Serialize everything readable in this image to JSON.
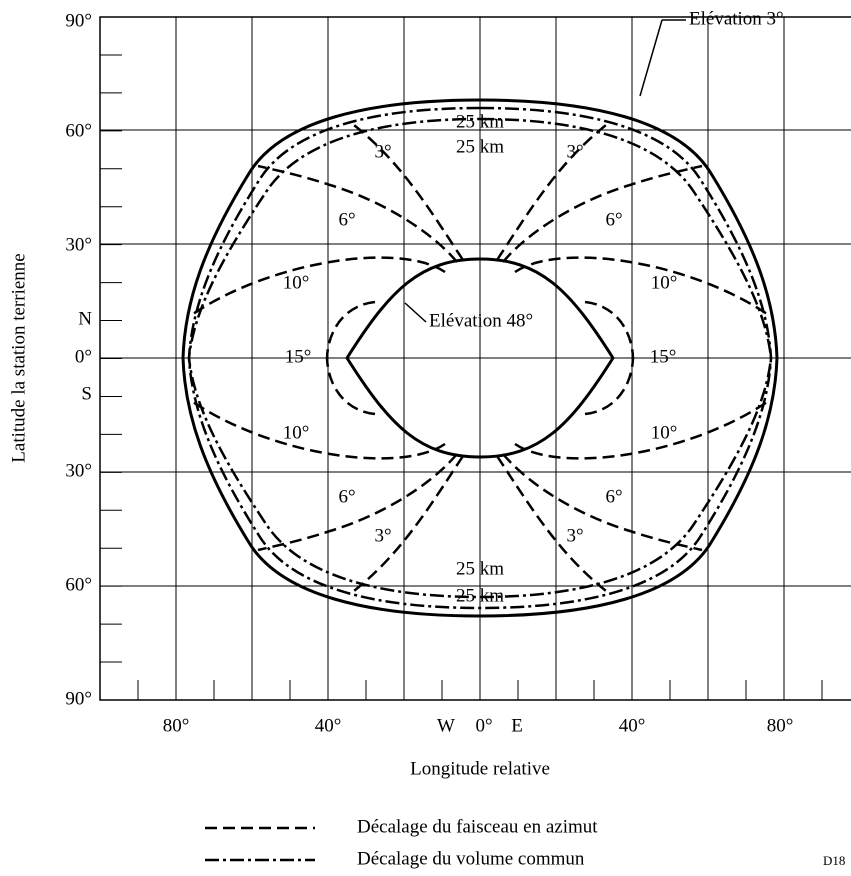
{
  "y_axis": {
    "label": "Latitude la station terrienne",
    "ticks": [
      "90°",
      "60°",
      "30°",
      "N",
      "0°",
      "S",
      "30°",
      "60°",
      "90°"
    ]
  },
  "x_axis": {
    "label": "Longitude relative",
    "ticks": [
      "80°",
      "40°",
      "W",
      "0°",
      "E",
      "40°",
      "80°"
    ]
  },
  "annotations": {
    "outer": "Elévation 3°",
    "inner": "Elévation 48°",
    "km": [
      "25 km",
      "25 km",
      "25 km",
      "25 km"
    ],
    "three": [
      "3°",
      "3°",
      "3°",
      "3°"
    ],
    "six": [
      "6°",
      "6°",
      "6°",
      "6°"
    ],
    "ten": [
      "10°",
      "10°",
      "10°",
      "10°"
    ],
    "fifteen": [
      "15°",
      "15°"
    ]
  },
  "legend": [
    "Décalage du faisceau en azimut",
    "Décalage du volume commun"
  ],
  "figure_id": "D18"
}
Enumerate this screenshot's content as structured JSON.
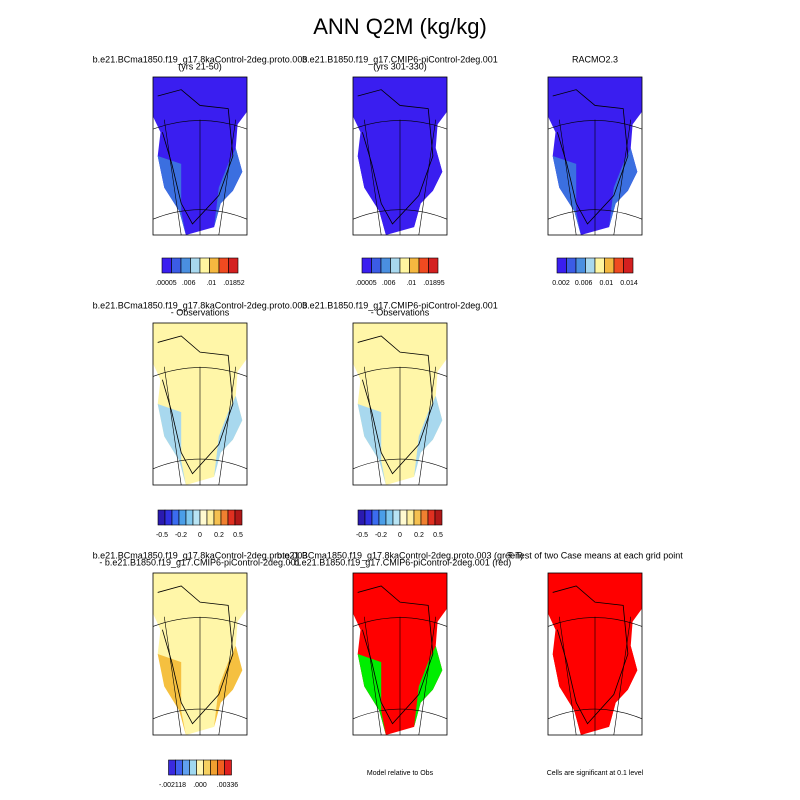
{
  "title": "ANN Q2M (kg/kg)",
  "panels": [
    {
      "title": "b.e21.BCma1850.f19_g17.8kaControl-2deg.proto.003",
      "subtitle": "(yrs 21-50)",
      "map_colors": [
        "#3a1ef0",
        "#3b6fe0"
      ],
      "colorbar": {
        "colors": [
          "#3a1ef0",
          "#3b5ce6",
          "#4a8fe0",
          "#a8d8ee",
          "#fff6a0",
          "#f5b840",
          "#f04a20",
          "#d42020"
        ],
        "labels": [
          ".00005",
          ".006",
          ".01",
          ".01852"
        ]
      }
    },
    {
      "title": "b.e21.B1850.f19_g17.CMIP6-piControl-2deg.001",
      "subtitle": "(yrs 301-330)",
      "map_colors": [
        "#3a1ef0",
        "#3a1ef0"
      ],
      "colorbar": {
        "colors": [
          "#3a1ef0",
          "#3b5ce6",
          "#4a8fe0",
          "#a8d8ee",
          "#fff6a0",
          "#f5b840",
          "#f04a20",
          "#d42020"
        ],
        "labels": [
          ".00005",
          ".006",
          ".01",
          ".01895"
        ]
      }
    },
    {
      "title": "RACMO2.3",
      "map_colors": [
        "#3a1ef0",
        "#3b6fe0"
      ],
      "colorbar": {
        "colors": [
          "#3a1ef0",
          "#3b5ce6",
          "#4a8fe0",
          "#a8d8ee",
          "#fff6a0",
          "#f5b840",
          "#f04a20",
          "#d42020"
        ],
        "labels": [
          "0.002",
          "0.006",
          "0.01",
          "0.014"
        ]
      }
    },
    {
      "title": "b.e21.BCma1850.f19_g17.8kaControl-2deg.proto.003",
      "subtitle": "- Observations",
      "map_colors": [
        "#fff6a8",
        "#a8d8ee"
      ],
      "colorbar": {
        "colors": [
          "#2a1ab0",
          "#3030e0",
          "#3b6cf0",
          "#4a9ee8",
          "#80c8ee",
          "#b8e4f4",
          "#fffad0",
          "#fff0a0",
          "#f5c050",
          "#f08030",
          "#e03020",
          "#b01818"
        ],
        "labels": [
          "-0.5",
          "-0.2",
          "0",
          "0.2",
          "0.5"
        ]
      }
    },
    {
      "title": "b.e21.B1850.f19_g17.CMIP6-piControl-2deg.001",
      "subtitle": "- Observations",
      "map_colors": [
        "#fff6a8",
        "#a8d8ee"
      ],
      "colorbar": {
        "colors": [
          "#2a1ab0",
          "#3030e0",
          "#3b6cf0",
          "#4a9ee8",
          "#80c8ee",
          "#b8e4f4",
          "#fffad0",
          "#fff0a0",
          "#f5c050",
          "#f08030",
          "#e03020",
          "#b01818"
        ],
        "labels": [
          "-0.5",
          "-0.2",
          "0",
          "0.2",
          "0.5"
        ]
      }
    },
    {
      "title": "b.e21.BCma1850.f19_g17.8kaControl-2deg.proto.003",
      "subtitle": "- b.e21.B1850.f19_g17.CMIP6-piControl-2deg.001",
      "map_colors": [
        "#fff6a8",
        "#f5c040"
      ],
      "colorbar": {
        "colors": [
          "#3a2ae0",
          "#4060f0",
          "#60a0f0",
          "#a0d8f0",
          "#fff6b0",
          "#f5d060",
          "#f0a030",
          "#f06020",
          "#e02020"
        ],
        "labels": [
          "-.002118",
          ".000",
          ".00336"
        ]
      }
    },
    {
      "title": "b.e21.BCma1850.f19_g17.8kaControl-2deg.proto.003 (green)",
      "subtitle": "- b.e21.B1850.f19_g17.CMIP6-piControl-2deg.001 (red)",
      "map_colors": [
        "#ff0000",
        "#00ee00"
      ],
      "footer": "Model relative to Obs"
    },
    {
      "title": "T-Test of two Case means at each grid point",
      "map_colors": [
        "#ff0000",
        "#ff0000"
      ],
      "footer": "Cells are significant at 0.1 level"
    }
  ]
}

....................

TASK GOAL:
Copy out each line of the data containing the string "JSON".

TASK RESULT:
Serialize everything readable in this image to JSON.
Enumerate this screenshot's content as structured JSON.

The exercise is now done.